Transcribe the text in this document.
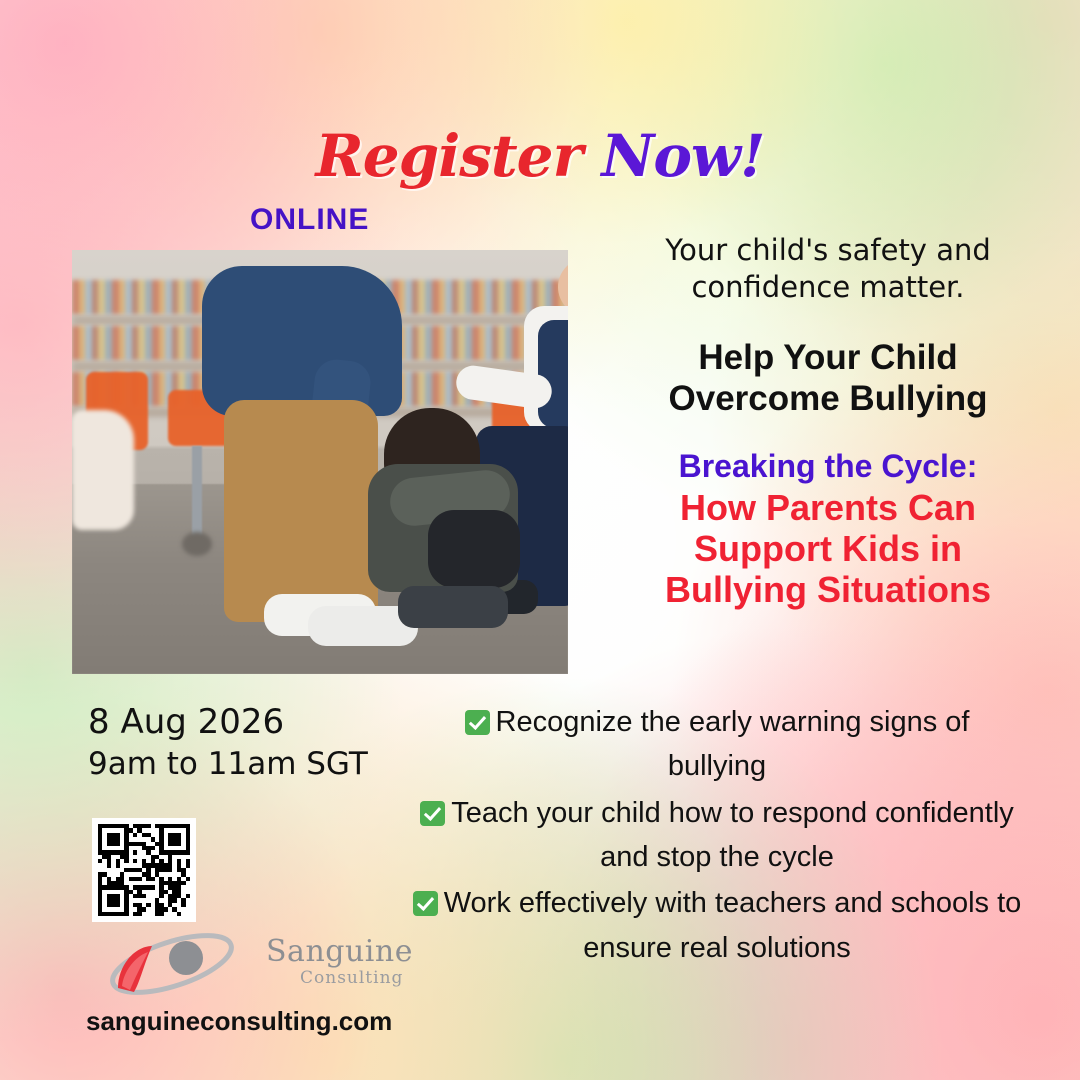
Register Now!
ONLINE
Your child's safety and confidence matter.
Help Your Child
Overcome Bullying
Breaking the Cycle:
How Parents Can
Support Kids in
Bullying Situations
8 Aug 2026
9am to 11am SGT
Sanguine
Consulting
sanguineconsulting.com
Recognize the early warning signs of bullying
Teach your child how to respond confidently and stop the cycle
Work effectively with teachers and schools to ensure real solutions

* **EXERCISE**:
Return the listing above in full and without alteration, excluding its pictures.

* **THE RESULT**:
Transcribe the text in this document.
Register Now!
ONLINE
Your child's safety and confidence matter.
Help Your Child
Overcome Bullying
Breaking the Cycle:
How Parents Can
Support Kids in
Bullying Situations
8 Aug 2026
9am to 11am SGT
Sanguine
Consulting
sanguineconsulting.com
Recognize the early warning signs of bullying
Teach your child how to respond confidently and stop the cycle
Work effectively with teachers and schools to ensure real solutions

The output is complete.